Set problem =
Below is a block of data; give all of it again word for word.

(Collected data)
>>

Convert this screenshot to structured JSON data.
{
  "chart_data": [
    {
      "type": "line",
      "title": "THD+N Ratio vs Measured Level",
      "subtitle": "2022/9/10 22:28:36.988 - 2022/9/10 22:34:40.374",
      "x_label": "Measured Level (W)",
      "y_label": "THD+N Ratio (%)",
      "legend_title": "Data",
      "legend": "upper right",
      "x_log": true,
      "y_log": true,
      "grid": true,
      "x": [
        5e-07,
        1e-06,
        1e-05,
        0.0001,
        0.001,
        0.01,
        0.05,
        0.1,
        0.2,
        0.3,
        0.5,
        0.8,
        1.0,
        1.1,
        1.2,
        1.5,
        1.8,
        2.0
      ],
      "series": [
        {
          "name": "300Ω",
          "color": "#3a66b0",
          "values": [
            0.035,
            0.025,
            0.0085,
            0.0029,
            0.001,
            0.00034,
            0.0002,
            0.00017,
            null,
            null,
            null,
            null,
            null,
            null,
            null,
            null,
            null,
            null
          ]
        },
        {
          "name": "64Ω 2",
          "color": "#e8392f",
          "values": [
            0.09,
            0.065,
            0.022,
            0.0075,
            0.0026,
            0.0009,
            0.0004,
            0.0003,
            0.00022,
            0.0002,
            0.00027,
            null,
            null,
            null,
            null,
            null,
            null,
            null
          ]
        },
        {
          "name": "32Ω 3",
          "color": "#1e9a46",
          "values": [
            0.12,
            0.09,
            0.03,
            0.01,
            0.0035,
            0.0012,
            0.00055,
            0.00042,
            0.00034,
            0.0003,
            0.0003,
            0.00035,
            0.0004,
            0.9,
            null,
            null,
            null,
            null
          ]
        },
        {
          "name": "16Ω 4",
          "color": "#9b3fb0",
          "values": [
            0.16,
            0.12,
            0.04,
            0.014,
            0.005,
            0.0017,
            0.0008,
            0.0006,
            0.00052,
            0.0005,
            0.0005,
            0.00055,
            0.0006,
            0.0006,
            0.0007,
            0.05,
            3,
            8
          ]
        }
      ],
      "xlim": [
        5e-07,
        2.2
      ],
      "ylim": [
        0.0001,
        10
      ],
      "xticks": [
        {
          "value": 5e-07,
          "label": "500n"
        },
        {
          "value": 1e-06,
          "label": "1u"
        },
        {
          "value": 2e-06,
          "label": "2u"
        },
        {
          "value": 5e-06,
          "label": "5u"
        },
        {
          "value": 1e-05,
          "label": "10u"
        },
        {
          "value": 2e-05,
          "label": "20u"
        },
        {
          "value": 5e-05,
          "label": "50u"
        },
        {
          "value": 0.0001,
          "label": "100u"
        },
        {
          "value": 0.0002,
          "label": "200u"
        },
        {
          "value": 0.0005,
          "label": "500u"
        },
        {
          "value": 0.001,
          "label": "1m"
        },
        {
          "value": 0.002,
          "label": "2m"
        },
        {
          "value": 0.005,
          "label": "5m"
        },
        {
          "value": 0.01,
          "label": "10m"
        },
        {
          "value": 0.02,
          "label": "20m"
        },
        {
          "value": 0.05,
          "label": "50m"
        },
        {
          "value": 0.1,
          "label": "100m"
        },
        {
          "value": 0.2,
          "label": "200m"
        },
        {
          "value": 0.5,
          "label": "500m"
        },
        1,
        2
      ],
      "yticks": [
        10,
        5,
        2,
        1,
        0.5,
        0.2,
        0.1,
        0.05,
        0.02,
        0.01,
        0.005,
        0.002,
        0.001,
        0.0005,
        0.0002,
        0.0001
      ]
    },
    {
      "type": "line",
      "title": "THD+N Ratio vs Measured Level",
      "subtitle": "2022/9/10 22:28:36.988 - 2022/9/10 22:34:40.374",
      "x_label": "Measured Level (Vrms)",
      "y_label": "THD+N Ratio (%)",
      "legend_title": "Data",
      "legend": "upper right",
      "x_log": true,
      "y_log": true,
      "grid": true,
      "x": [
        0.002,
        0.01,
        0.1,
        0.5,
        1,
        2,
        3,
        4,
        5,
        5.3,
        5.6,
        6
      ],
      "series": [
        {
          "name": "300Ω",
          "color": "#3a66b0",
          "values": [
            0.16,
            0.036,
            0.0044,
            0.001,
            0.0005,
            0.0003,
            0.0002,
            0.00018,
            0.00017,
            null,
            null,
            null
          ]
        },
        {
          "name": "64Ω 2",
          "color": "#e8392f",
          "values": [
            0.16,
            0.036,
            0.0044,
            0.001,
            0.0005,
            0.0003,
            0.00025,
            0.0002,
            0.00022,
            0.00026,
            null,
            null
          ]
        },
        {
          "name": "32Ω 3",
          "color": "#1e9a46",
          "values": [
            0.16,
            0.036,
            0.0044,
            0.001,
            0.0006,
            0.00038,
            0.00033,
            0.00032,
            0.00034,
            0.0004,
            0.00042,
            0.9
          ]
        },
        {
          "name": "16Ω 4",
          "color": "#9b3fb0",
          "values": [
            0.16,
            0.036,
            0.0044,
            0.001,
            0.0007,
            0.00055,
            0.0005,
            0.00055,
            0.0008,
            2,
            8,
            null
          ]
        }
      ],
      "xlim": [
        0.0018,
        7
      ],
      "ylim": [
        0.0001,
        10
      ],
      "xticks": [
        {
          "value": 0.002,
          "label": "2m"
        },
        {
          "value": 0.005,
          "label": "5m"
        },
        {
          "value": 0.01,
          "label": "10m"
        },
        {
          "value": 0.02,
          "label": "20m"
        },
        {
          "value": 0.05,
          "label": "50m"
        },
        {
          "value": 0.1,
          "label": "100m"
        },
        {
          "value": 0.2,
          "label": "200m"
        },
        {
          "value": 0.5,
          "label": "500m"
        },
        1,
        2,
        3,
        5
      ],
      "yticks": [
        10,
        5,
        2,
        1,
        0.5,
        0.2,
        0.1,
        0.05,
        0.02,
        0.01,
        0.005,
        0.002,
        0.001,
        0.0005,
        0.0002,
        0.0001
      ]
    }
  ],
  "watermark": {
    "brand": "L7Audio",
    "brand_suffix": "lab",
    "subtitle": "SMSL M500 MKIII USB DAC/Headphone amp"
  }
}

<<

Result below =
Convert this screenshot to structured JSON data.
{
  "chart_data": [
    {
      "type": "line",
      "title": "THD+N Ratio vs Measured Level",
      "subtitle": "2022/9/10 22:28:36.988 - 2022/9/10 22:34:40.374",
      "x_label": "Measured Level (W)",
      "y_label": "THD+N Ratio (%)",
      "legend_title": "Data",
      "legend": "upper right",
      "x_log": true,
      "y_log": true,
      "grid": true,
      "x": [
        5e-07,
        1e-06,
        1e-05,
        0.0001,
        0.001,
        0.01,
        0.05,
        0.1,
        0.2,
        0.3,
        0.5,
        0.8,
        1.0,
        1.1,
        1.2,
        1.5,
        1.8,
        2.0
      ],
      "series": [
        {
          "name": "300Ω",
          "color": "#3a66b0",
          "values": [
            0.035,
            0.025,
            0.0085,
            0.0029,
            0.001,
            0.00034,
            0.0002,
            0.00017,
            null,
            null,
            null,
            null,
            null,
            null,
            null,
            null,
            null,
            null
          ]
        },
        {
          "name": "64Ω 2",
          "color": "#e8392f",
          "values": [
            0.09,
            0.065,
            0.022,
            0.0075,
            0.0026,
            0.0009,
            0.0004,
            0.0003,
            0.00022,
            0.0002,
            0.00027,
            null,
            null,
            null,
            null,
            null,
            null,
            null
          ]
        },
        {
          "name": "32Ω 3",
          "color": "#1e9a46",
          "values": [
            0.12,
            0.09,
            0.03,
            0.01,
            0.0035,
            0.0012,
            0.00055,
            0.00042,
            0.00034,
            0.0003,
            0.0003,
            0.00035,
            0.0004,
            0.9,
            null,
            null,
            null,
            null
          ]
        },
        {
          "name": "16Ω 4",
          "color": "#9b3fb0",
          "values": [
            0.16,
            0.12,
            0.04,
            0.014,
            0.005,
            0.0017,
            0.0008,
            0.0006,
            0.00052,
            0.0005,
            0.0005,
            0.00055,
            0.0006,
            0.0006,
            0.0007,
            0.05,
            3,
            8
          ]
        }
      ],
      "xlim": [
        5e-07,
        2.2
      ],
      "ylim": [
        0.0001,
        10
      ],
      "xticks": [
        {
          "value": 5e-07,
          "label": "500n"
        },
        {
          "value": 1e-06,
          "label": "1u"
        },
        {
          "value": 2e-06,
          "label": "2u"
        },
        {
          "value": 5e-06,
          "label": "5u"
        },
        {
          "value": 1e-05,
          "label": "10u"
        },
        {
          "value": 2e-05,
          "label": "20u"
        },
        {
          "value": 5e-05,
          "label": "50u"
        },
        {
          "value": 0.0001,
          "label": "100u"
        },
        {
          "value": 0.0002,
          "label": "200u"
        },
        {
          "value": 0.0005,
          "label": "500u"
        },
        {
          "value": 0.001,
          "label": "1m"
        },
        {
          "value": 0.002,
          "label": "2m"
        },
        {
          "value": 0.005,
          "label": "5m"
        },
        {
          "value": 0.01,
          "label": "10m"
        },
        {
          "value": 0.02,
          "label": "20m"
        },
        {
          "value": 0.05,
          "label": "50m"
        },
        {
          "value": 0.1,
          "label": "100m"
        },
        {
          "value": 0.2,
          "label": "200m"
        },
        {
          "value": 0.5,
          "label": "500m"
        },
        1,
        2
      ],
      "yticks": [
        10,
        5,
        2,
        1,
        0.5,
        0.2,
        0.1,
        0.05,
        0.02,
        0.01,
        0.005,
        0.002,
        0.001,
        0.0005,
        0.0002,
        0.0001
      ]
    },
    {
      "type": "line",
      "title": "THD+N Ratio vs Measured Level",
      "subtitle": "2022/9/10 22:28:36.988 - 2022/9/10 22:34:40.374",
      "x_label": "Measured Level (Vrms)",
      "y_label": "THD+N Ratio (%)",
      "legend_title": "Data",
      "legend": "upper right",
      "x_log": true,
      "y_log": true,
      "grid": true,
      "x": [
        0.002,
        0.01,
        0.1,
        0.5,
        1,
        2,
        3,
        4,
        5,
        5.3,
        5.6,
        6
      ],
      "series": [
        {
          "name": "300Ω",
          "color": "#3a66b0",
          "values": [
            0.16,
            0.036,
            0.0044,
            0.001,
            0.0005,
            0.0003,
            0.0002,
            0.00018,
            0.00017,
            null,
            null,
            null
          ]
        },
        {
          "name": "64Ω 2",
          "color": "#e8392f",
          "values": [
            0.16,
            0.036,
            0.0044,
            0.001,
            0.0005,
            0.0003,
            0.00025,
            0.0002,
            0.00022,
            0.00026,
            null,
            null
          ]
        },
        {
          "name": "32Ω 3",
          "color": "#1e9a46",
          "values": [
            0.16,
            0.036,
            0.0044,
            0.001,
            0.0006,
            0.00038,
            0.00033,
            0.00032,
            0.00034,
            0.0004,
            0.00042,
            0.9
          ]
        },
        {
          "name": "16Ω 4",
          "color": "#9b3fb0",
          "values": [
            0.16,
            0.036,
            0.0044,
            0.001,
            0.0007,
            0.00055,
            0.0005,
            0.00055,
            0.0008,
            2,
            8,
            null
          ]
        }
      ],
      "xlim": [
        0.0018,
        7
      ],
      "ylim": [
        0.0001,
        10
      ],
      "xticks": [
        {
          "value": 0.002,
          "label": "2m"
        },
        {
          "value": 0.005,
          "label": "5m"
        },
        {
          "value": 0.01,
          "label": "10m"
        },
        {
          "value": 0.02,
          "label": "20m"
        },
        {
          "value": 0.05,
          "label": "50m"
        },
        {
          "value": 0.1,
          "label": "100m"
        },
        {
          "value": 0.2,
          "label": "200m"
        },
        {
          "value": 0.5,
          "label": "500m"
        },
        1,
        2,
        3,
        5
      ],
      "yticks": [
        10,
        5,
        2,
        1,
        0.5,
        0.2,
        0.1,
        0.05,
        0.02,
        0.01,
        0.005,
        0.002,
        0.001,
        0.0005,
        0.0002,
        0.0001
      ]
    }
  ],
  "watermark": {
    "brand": "L7Audio",
    "brand_suffix": "lab",
    "subtitle": "SMSL M500 MKIII USB DAC/Headphone amp"
  }
}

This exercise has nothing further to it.